-- RAW DATA --
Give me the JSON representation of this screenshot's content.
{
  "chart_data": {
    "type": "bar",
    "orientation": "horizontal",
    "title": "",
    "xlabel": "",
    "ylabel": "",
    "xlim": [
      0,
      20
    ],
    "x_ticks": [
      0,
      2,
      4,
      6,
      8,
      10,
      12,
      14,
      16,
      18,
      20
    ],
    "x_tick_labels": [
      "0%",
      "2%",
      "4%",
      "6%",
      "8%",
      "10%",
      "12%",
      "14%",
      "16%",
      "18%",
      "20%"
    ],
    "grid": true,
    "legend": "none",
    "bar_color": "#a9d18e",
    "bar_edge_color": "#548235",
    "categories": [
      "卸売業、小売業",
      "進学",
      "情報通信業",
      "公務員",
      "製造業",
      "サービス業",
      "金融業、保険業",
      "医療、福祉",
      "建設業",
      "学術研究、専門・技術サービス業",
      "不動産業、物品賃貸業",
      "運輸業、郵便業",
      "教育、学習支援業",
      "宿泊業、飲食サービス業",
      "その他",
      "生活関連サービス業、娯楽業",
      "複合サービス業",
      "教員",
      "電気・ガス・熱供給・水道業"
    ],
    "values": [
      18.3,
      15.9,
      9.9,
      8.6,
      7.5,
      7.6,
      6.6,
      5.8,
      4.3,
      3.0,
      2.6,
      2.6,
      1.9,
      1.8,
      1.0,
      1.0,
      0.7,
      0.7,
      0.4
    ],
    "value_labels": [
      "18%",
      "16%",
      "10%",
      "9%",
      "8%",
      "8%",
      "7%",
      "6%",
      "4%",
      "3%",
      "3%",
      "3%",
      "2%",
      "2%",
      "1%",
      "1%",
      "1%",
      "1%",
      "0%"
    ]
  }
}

-- GIVEN EXERCISE --
Extract all the entries word for word.

-- TASK ANSWER --
Give me the JSON representation of this screenshot's content.
{
  "chart_data": {
    "type": "bar",
    "orientation": "horizontal",
    "title": "",
    "xlabel": "",
    "ylabel": "",
    "xlim": [
      0,
      20
    ],
    "x_ticks": [
      0,
      2,
      4,
      6,
      8,
      10,
      12,
      14,
      16,
      18,
      20
    ],
    "x_tick_labels": [
      "0%",
      "2%",
      "4%",
      "6%",
      "8%",
      "10%",
      "12%",
      "14%",
      "16%",
      "18%",
      "20%"
    ],
    "grid": true,
    "legend": "none",
    "bar_color": "#a9d18e",
    "bar_edge_color": "#548235",
    "categories": [
      "卸売業、小売業",
      "進学",
      "情報通信業",
      "公務員",
      "製造業",
      "サービス業",
      "金融業、保険業",
      "医療、福祉",
      "建設業",
      "学術研究、専門・技術サービス業",
      "不動産業、物品賃貸業",
      "運輸業、郵便業",
      "教育、学習支援業",
      "宿泊業、飲食サービス業",
      "その他",
      "生活関連サービス業、娯楽業",
      "複合サービス業",
      "教員",
      "電気・ガス・熱供給・水道業"
    ],
    "values": [
      18.3,
      15.9,
      9.9,
      8.6,
      7.5,
      7.6,
      6.6,
      5.8,
      4.3,
      3.0,
      2.6,
      2.6,
      1.9,
      1.8,
      1.0,
      1.0,
      0.7,
      0.7,
      0.4
    ],
    "value_labels": [
      "18%",
      "16%",
      "10%",
      "9%",
      "8%",
      "8%",
      "7%",
      "6%",
      "4%",
      "3%",
      "3%",
      "3%",
      "2%",
      "2%",
      "1%",
      "1%",
      "1%",
      "1%",
      "0%"
    ]
  }
}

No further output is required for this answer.